* _WHAT THE TASK ASKS_: Locate each line with the string "Kubernetes" in the listing below and copy it.
───── DATA LINES
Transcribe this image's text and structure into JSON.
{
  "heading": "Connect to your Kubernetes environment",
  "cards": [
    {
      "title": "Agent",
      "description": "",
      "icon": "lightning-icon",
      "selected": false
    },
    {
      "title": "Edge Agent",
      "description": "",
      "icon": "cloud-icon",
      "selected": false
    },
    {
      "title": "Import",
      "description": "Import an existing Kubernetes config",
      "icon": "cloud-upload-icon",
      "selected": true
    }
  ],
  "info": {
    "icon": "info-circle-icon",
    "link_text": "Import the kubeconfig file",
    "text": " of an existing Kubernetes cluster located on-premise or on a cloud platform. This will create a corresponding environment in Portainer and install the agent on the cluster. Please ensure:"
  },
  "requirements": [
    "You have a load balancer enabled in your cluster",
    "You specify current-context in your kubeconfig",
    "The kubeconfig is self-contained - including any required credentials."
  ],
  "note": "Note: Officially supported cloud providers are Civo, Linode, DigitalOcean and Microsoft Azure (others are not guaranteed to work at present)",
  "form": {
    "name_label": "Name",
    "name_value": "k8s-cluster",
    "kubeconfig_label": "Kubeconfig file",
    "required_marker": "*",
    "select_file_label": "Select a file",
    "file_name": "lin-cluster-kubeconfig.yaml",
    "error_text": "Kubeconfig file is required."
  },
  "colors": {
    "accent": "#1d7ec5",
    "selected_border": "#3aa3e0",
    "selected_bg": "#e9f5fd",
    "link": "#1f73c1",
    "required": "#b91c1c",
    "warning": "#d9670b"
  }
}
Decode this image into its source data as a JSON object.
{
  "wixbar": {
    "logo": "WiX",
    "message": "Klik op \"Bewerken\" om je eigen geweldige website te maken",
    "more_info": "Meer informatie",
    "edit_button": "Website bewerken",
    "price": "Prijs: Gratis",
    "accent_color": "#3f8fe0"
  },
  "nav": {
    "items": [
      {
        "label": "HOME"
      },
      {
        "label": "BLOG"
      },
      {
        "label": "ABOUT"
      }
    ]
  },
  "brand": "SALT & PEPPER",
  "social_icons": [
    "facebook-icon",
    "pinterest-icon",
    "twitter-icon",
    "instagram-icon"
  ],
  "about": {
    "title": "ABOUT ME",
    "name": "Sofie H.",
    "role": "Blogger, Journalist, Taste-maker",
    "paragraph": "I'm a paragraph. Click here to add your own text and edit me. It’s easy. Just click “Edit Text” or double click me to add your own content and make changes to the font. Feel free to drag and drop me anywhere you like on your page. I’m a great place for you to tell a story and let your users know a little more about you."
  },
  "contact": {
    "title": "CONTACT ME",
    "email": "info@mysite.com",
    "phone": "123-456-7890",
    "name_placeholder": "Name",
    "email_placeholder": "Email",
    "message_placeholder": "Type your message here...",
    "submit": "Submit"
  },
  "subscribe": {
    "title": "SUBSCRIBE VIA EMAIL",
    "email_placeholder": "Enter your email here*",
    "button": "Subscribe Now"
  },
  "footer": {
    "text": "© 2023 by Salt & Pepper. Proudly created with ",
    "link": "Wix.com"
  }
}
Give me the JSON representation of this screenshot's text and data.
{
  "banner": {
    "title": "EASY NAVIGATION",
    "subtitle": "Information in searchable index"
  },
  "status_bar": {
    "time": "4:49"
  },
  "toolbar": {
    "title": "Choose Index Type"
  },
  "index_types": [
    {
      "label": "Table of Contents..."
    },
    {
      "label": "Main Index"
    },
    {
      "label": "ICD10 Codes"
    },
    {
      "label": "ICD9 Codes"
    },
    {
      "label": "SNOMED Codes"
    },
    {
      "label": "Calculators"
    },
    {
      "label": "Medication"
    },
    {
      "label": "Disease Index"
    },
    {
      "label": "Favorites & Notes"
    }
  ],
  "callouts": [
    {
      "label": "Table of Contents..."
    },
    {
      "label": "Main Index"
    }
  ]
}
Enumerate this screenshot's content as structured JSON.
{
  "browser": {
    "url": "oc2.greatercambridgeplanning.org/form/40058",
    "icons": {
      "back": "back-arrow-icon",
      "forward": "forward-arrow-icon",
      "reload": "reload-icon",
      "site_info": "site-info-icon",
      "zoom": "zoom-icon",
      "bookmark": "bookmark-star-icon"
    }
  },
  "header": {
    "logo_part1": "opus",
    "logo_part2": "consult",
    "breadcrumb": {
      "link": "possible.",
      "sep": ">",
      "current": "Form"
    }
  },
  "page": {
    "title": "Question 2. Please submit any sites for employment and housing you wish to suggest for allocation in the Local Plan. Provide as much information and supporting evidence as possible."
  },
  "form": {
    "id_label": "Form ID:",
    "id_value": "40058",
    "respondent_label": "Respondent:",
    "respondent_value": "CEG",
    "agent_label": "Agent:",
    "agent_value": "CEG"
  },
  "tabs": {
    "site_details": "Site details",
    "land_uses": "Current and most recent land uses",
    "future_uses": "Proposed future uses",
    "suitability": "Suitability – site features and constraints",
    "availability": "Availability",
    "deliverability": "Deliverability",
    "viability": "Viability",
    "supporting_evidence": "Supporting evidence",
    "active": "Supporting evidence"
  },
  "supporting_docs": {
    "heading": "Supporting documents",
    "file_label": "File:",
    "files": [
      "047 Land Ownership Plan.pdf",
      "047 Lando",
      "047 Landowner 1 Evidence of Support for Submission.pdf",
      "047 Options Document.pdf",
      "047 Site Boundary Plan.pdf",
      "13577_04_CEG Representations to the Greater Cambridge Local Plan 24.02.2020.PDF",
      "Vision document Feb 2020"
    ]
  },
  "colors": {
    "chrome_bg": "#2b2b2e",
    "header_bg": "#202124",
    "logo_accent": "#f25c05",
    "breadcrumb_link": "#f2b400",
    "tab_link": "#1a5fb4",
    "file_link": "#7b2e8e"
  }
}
──────────
* _FINISHED TASK_:
  "heading": "Connect to your Kubernetes environment",
      "description": "Import an existing Kubernetes config",
    "text": " of an existing Kubernetes cluster located on-premise or on a cloud platform. This will create a corresponding environment in Portainer and install the agent on the cluster. Please ensure:"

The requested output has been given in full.